(Saved entries)
• • • • •
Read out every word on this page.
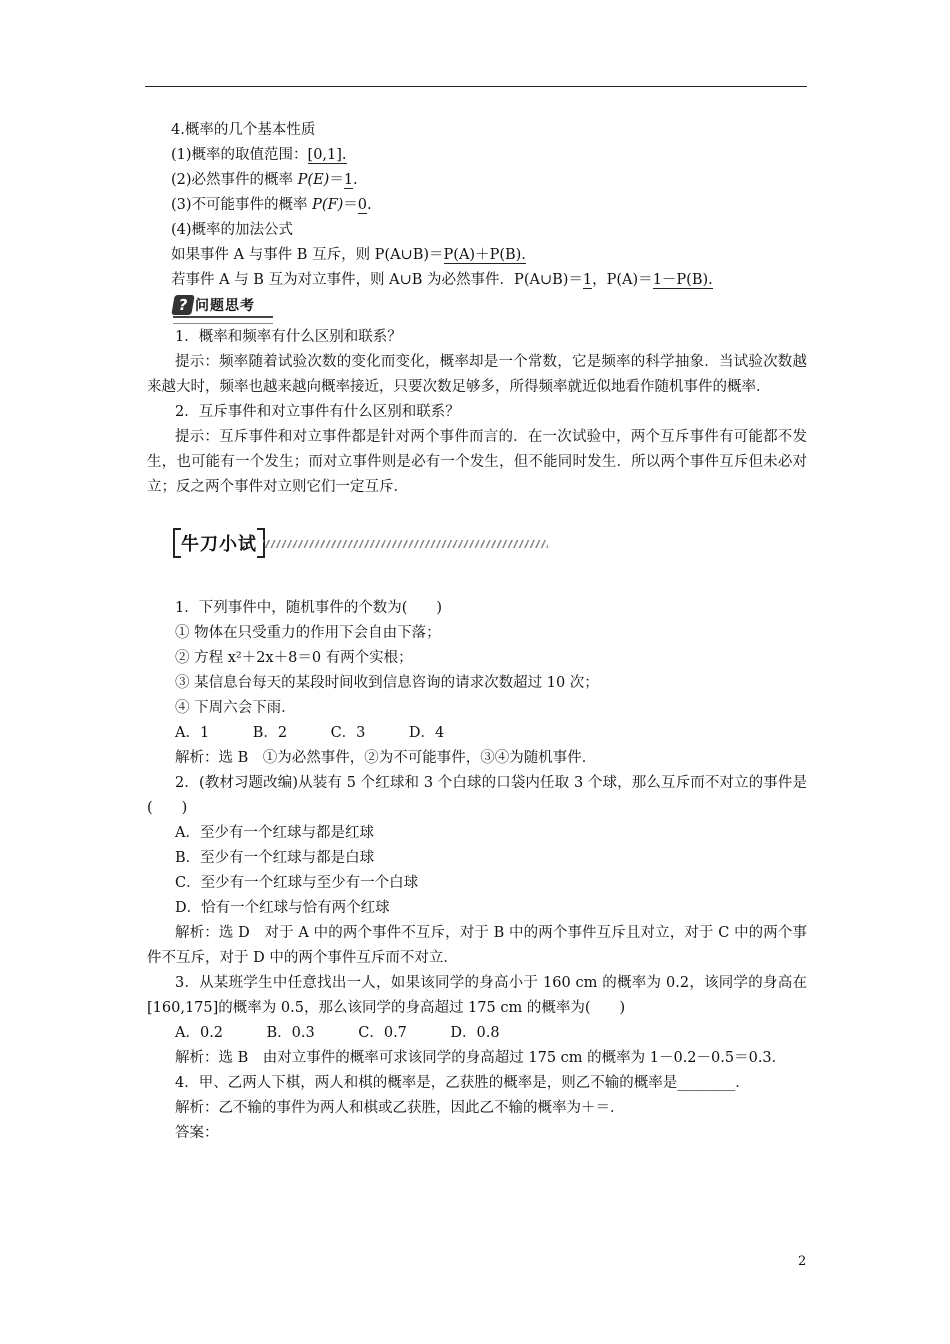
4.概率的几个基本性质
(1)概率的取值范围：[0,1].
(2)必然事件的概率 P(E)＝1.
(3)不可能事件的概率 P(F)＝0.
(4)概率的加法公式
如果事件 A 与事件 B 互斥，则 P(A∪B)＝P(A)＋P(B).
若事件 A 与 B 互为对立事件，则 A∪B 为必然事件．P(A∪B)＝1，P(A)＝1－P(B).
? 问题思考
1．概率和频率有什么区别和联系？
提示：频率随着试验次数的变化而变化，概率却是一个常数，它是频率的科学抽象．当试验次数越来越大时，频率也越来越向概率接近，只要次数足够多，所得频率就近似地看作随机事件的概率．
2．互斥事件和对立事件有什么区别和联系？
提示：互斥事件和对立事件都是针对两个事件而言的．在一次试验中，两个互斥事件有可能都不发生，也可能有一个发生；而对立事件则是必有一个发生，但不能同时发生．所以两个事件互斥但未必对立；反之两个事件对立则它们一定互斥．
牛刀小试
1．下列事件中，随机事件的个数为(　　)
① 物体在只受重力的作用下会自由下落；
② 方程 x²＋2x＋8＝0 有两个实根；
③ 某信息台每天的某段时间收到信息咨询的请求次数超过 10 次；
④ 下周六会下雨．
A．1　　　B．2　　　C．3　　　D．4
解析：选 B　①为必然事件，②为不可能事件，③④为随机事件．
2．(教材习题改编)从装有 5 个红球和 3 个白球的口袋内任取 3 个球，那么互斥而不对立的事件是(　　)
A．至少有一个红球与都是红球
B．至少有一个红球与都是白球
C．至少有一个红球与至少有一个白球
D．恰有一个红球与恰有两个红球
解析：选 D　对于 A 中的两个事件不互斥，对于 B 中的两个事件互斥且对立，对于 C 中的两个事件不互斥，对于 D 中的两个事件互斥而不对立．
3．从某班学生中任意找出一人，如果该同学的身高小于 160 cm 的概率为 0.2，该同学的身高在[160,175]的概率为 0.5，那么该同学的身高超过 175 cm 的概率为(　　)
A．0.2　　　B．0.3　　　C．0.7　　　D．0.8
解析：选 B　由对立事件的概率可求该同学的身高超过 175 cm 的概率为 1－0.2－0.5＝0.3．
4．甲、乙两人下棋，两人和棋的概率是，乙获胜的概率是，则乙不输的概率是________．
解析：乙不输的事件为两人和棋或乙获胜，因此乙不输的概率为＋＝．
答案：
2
• • • • •
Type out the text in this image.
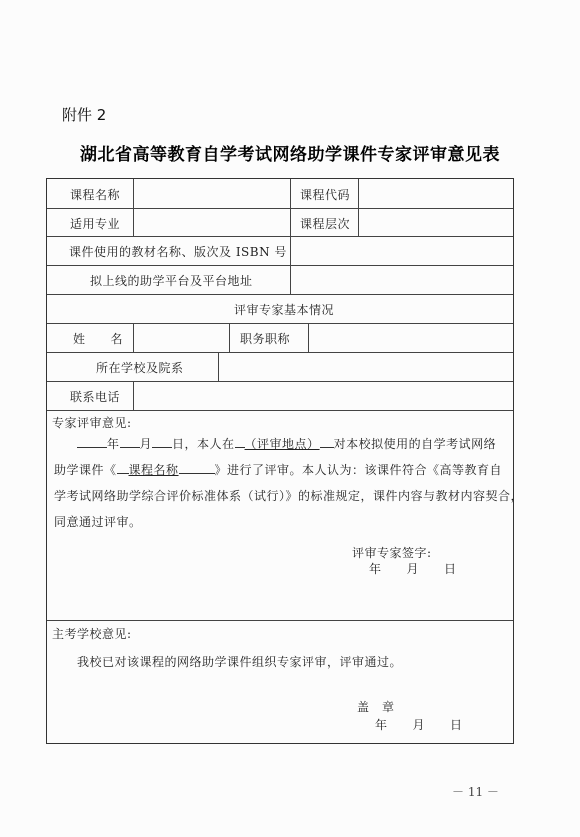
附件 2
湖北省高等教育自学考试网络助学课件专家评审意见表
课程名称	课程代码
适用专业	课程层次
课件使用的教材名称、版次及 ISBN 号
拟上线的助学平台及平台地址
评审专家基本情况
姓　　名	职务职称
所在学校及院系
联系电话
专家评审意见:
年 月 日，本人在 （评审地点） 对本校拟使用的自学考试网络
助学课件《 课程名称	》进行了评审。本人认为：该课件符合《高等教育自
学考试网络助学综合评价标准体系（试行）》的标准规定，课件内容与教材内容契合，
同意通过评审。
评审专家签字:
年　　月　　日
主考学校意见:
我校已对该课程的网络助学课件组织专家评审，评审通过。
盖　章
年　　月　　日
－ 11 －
• • • • •
Problem description:
Scan the entries above. Copy each line that has the string "this".

The completed task:
Read out every word on this page.
Type out the text in this image.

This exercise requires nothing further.